• _SHORT EXERCISE_
In the material below, the lines containing the word "screenshot" are required; copy each of them.

————

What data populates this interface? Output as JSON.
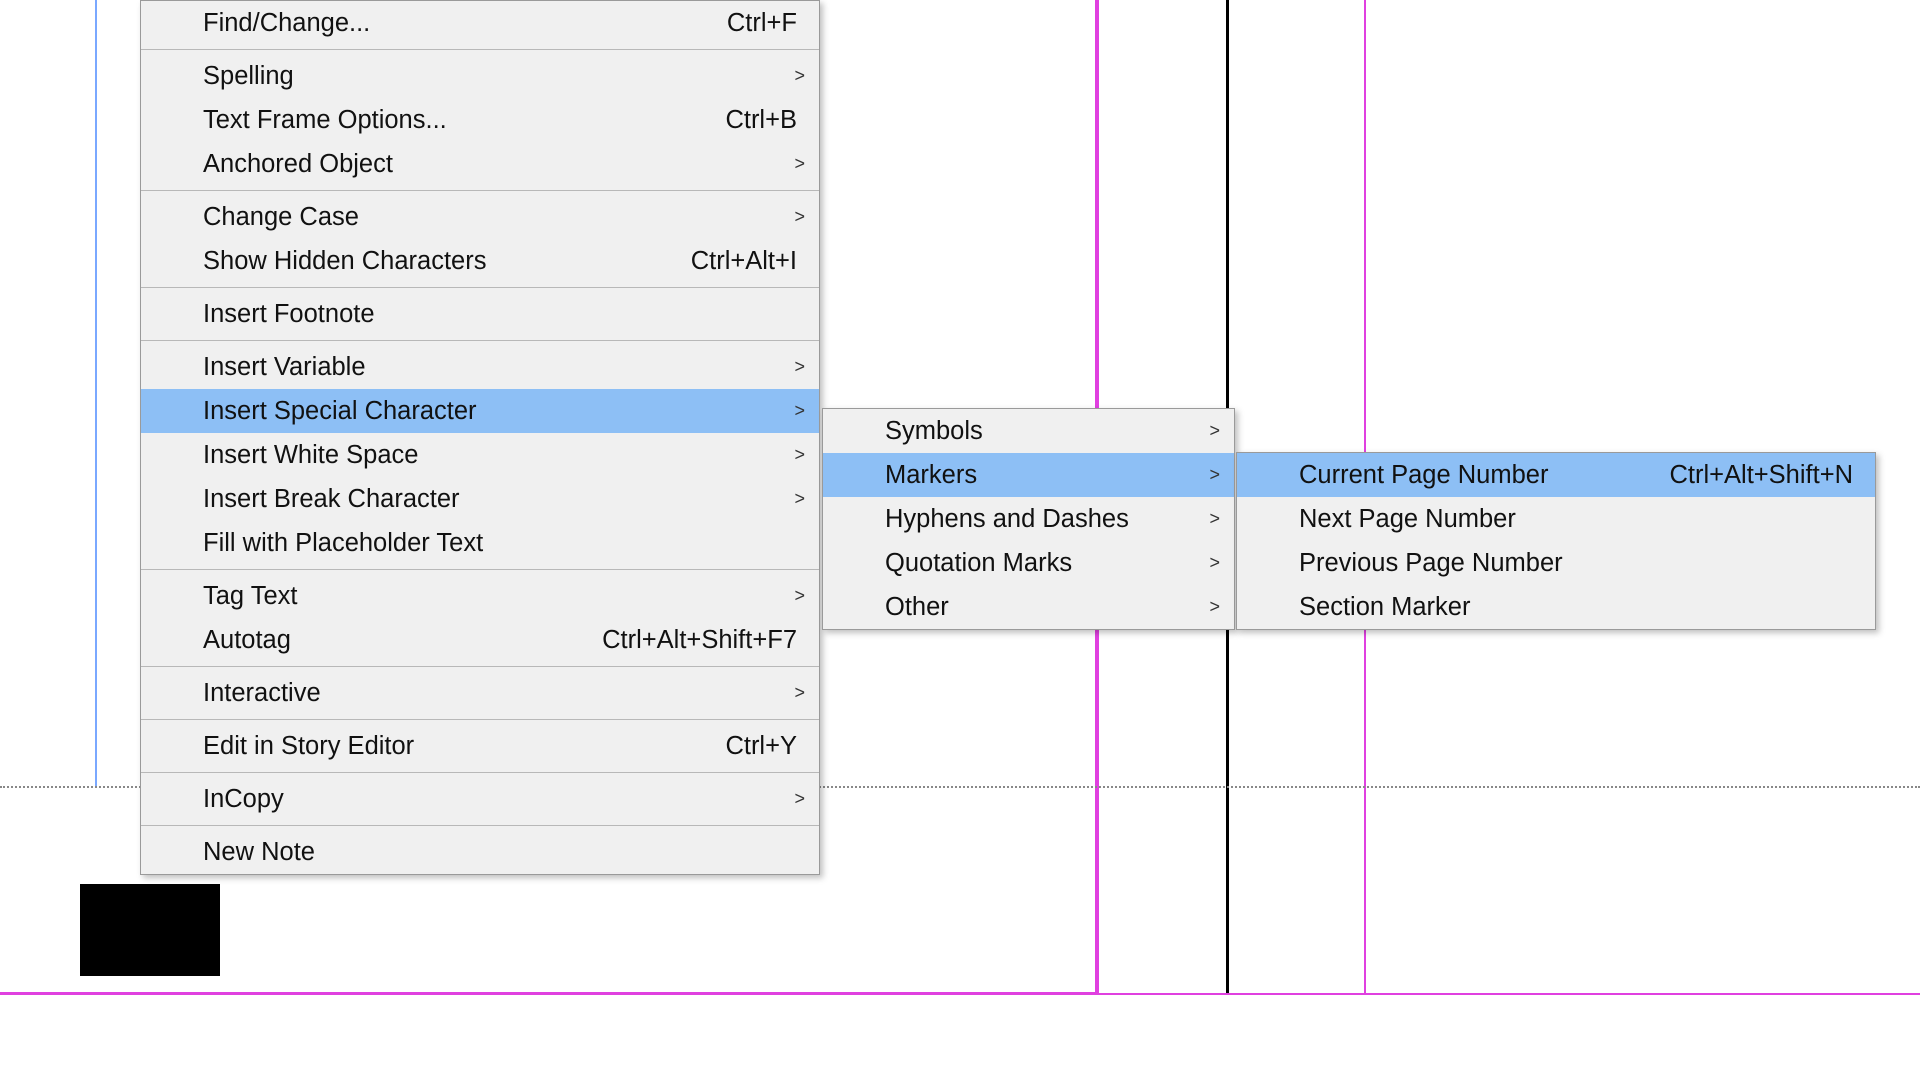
{
  "menu1": {
    "items": [
      {
        "label": "Find/Change...",
        "shortcut": "Ctrl+F"
      },
      {
        "sep": true
      },
      {
        "label": "Spelling",
        "submenu": true
      },
      {
        "label": "Text Frame Options...",
        "shortcut": "Ctrl+B"
      },
      {
        "label": "Anchored Object",
        "submenu": true
      },
      {
        "sep": true
      },
      {
        "label": "Change Case",
        "submenu": true
      },
      {
        "label": "Show Hidden Characters",
        "shortcut": "Ctrl+Alt+I"
      },
      {
        "sep": true
      },
      {
        "label": "Insert Footnote"
      },
      {
        "sep": true
      },
      {
        "label": "Insert Variable",
        "submenu": true
      },
      {
        "label": "Insert Special Character",
        "submenu": true,
        "highlight": true
      },
      {
        "label": "Insert White Space",
        "submenu": true
      },
      {
        "label": "Insert Break Character",
        "submenu": true
      },
      {
        "label": "Fill with Placeholder Text"
      },
      {
        "sep": true
      },
      {
        "label": "Tag Text",
        "submenu": true
      },
      {
        "label": "Autotag",
        "shortcut": "Ctrl+Alt+Shift+F7"
      },
      {
        "sep": true
      },
      {
        "label": "Interactive",
        "submenu": true
      },
      {
        "sep": true
      },
      {
        "label": "Edit in Story Editor",
        "shortcut": "Ctrl+Y"
      },
      {
        "sep": true
      },
      {
        "label": "InCopy",
        "submenu": true
      },
      {
        "sep": true
      },
      {
        "label": "New Note"
      }
    ]
  },
  "menu2": {
    "items": [
      {
        "label": "Symbols",
        "submenu": true
      },
      {
        "label": "Markers",
        "submenu": true,
        "highlight": true
      },
      {
        "label": "Hyphens and Dashes",
        "submenu": true
      },
      {
        "label": "Quotation Marks",
        "submenu": true
      },
      {
        "label": "Other",
        "submenu": true
      }
    ]
  },
  "menu3": {
    "items": [
      {
        "label": "Current Page Number",
        "shortcut": "Ctrl+Alt+Shift+N",
        "highlight": true
      },
      {
        "label": "Next Page Number"
      },
      {
        "label": "Previous Page Number"
      },
      {
        "label": "Section Marker"
      }
    ]
  }
}
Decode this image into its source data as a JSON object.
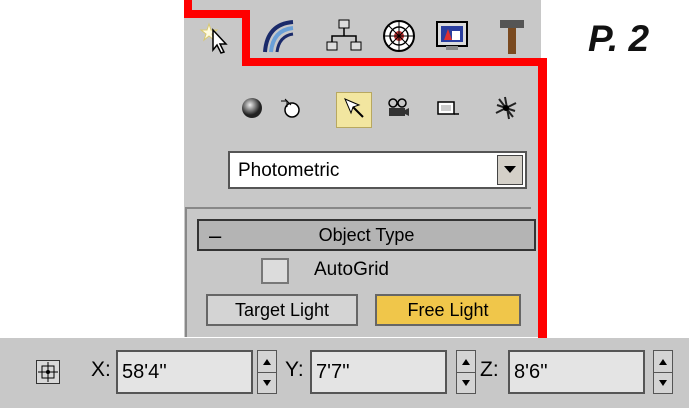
{
  "figure_label": "P. 2",
  "command_panel": {
    "tabs": [
      {
        "name": "create-tab-icon",
        "active": true
      },
      {
        "name": "modify-tab-icon"
      },
      {
        "name": "hierarchy-tab-icon"
      },
      {
        "name": "motion-tab-icon"
      },
      {
        "name": "display-tab-icon"
      },
      {
        "name": "utilities-tab-icon"
      }
    ],
    "create_categories": [
      {
        "name": "geometry-icon"
      },
      {
        "name": "shapes-icon"
      },
      {
        "name": "lights-icon",
        "active": true
      },
      {
        "name": "cameras-icon"
      },
      {
        "name": "helpers-icon"
      },
      {
        "name": "space-warps-icon"
      }
    ],
    "category_dropdown": {
      "value": "Photometric"
    },
    "object_type_rollout": {
      "collapse_symbol": "–",
      "title": "Object Type",
      "autogrid_label": "AutoGrid",
      "autogrid_checked": false,
      "buttons": {
        "target_light": "Target Light",
        "free_light": "Free Light"
      },
      "active_button": "Free Light"
    }
  },
  "coordinates_bar": {
    "x_label": "X:",
    "x_value": "58'4''",
    "y_label": "Y:",
    "y_value": "7'7''",
    "z_label": "Z:",
    "z_value": "8'6''"
  },
  "colors": {
    "highlight": "#ff0000",
    "active_button": "#f0c64a",
    "panel": "#c8c8c8"
  }
}
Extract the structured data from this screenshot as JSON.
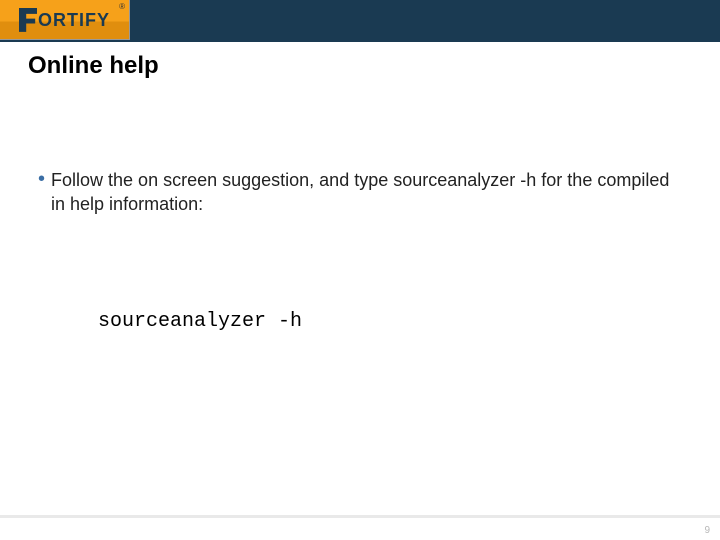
{
  "header": {
    "logo": {
      "brand_rest": "ORTIFY",
      "registered": "®"
    }
  },
  "title": "Online help",
  "content": {
    "bullets": [
      "Follow the on screen suggestion, and type sourceanalyzer -h for the compiled in help information:"
    ],
    "code": "sourceanalyzer -h"
  },
  "footer": {
    "page": "9"
  }
}
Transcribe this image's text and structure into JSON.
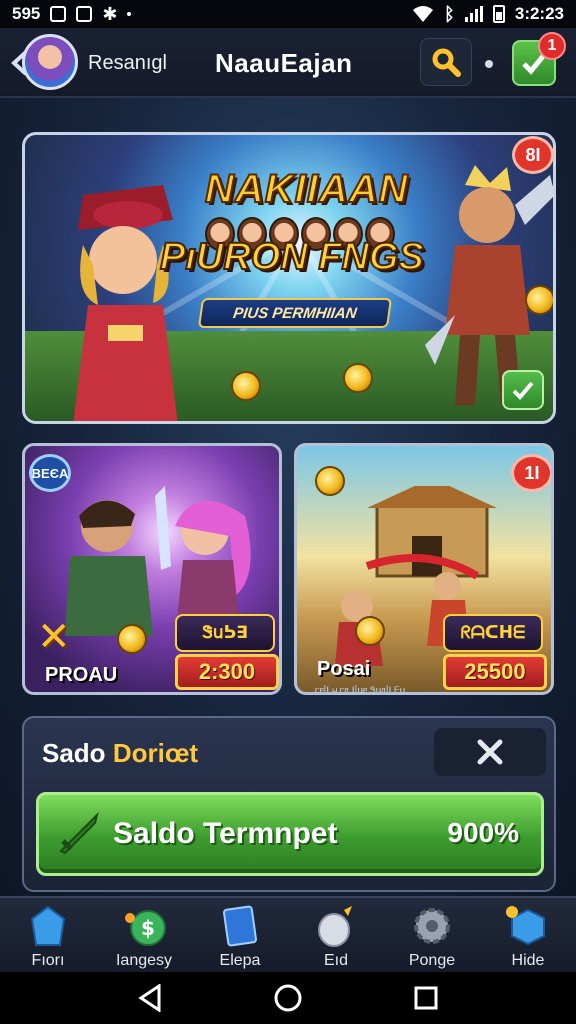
{
  "status_bar": {
    "left_text": "595",
    "time": "3:2:23",
    "icons": [
      "gallery-icon",
      "gallery-icon",
      "settings-icon",
      "wifi-icon",
      "bluetooth-icon",
      "signal-icon",
      "battery-icon"
    ]
  },
  "header": {
    "username": "Resanıgl",
    "title": "NaauEajan",
    "notification_count": "1",
    "icons": [
      "back-chevron-icon",
      "avatar",
      "search-icon",
      "check-icon"
    ]
  },
  "hero": {
    "title": "NAKIIAAN",
    "subtitle": "PıURON FNGS",
    "ribbon": "PIUS PERMHIIAN",
    "badge": "8I"
  },
  "cards": [
    {
      "label": "PROAU",
      "corner_badge": "BEЄA",
      "top_tag": "Ꮥ𝗎ᕊ∃",
      "price": "2:300"
    },
    {
      "label": "Posai",
      "sublabel": "ᥴᥱᥣꙆ ᥕ ᥴᥲ Ꙇᥣ𝗎ᥱ Ꮥ𝗎ᥲᥣꙆ ᖴ𝗎",
      "corner_badge": "1I",
      "top_tag": "ᖇᗩᑕᕼᗴ",
      "price": "25500"
    }
  ],
  "saldo": {
    "title_part1": "Sado",
    "title_part2": "Doriœt",
    "bar_label": "Saldo Termnpet",
    "bar_value": "900%"
  },
  "bottom_nav": [
    {
      "label": "Fıorı",
      "icon": "crystal-icon"
    },
    {
      "label": "Iangesy",
      "icon": "dollar-icon"
    },
    {
      "label": "Elepa",
      "icon": "card-icon"
    },
    {
      "label": "Eıd",
      "icon": "egg-icon"
    },
    {
      "label": "Ponge",
      "icon": "gear-icon"
    },
    {
      "label": "Hide",
      "icon": "cube-icon"
    }
  ],
  "colors": {
    "accent_green": "#4caf3f",
    "accent_gold": "#ffc83d",
    "badge_red": "#e0352b",
    "panel_bg": "#222a3d"
  }
}
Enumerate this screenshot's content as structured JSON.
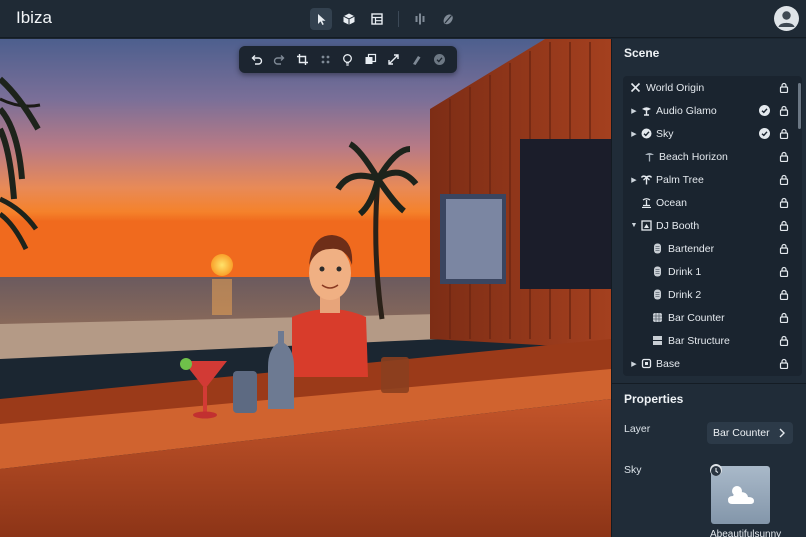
{
  "app": {
    "title": "Ibiza"
  },
  "top_toolbar": {
    "tools": [
      "select-tool",
      "cube-tool",
      "layout-tool",
      "align-tool",
      "physics-tool"
    ]
  },
  "viewport_toolbar": {
    "tools": [
      "undo",
      "redo",
      "crop",
      "grid",
      "lightbulb",
      "copy",
      "expand",
      "brush",
      "confirm"
    ]
  },
  "scene_panel": {
    "title": "Scene",
    "items": [
      {
        "label": "World Origin",
        "depth": 0,
        "caret": "",
        "icon": "world-origin-icon",
        "checked": false
      },
      {
        "label": "Audio Glamo",
        "depth": 0,
        "caret": "right",
        "icon": "audio-icon",
        "checked": true
      },
      {
        "label": "Sky",
        "depth": 0,
        "caret": "right",
        "icon": "sky-check-icon",
        "checked": true
      },
      {
        "label": "Beach Horizon",
        "depth": 1,
        "caret": "",
        "icon": "beach-icon",
        "checked": false
      },
      {
        "label": "Palm Tree",
        "depth": 0,
        "caret": "right",
        "icon": "palm-tree-icon",
        "checked": false
      },
      {
        "label": "Ocean",
        "depth": 0,
        "caret": "",
        "icon": "ocean-icon",
        "checked": false
      },
      {
        "label": "DJ Booth",
        "depth": 0,
        "caret": "down",
        "icon": "dj-booth-icon",
        "checked": false
      },
      {
        "label": "Bartender",
        "depth": 1,
        "caret": "",
        "icon": "character-icon",
        "checked": false
      },
      {
        "label": "Drink 1",
        "depth": 1,
        "caret": "",
        "icon": "character-icon",
        "checked": false
      },
      {
        "label": "Drink 2",
        "depth": 1,
        "caret": "",
        "icon": "character-icon",
        "checked": false
      },
      {
        "label": "Bar Counter",
        "depth": 1,
        "caret": "",
        "icon": "grid-box-icon",
        "checked": false
      },
      {
        "label": "Bar Structure",
        "depth": 1,
        "caret": "",
        "icon": "structure-icon",
        "checked": false
      },
      {
        "label": "Base",
        "depth": 0,
        "caret": "right",
        "icon": "base-icon",
        "checked": false
      }
    ]
  },
  "properties_panel": {
    "title": "Properties",
    "layer_label": "Layer",
    "layer_value": "Bar Counter",
    "sky_label": "Sky",
    "sky_thumbnail_name": "Abeautifulsunny"
  },
  "colors": {
    "panel_bg": "#202c38",
    "topbar_bg": "#1f2a35",
    "sunset_top": "#5a6a96",
    "sunset_horizon": "#f27a2a",
    "wood": "#a8431f"
  }
}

————

• _SOLUTION_
Extract the structured data from this screenshot as JSON.
Enumerate this screenshot's content as structured JSON.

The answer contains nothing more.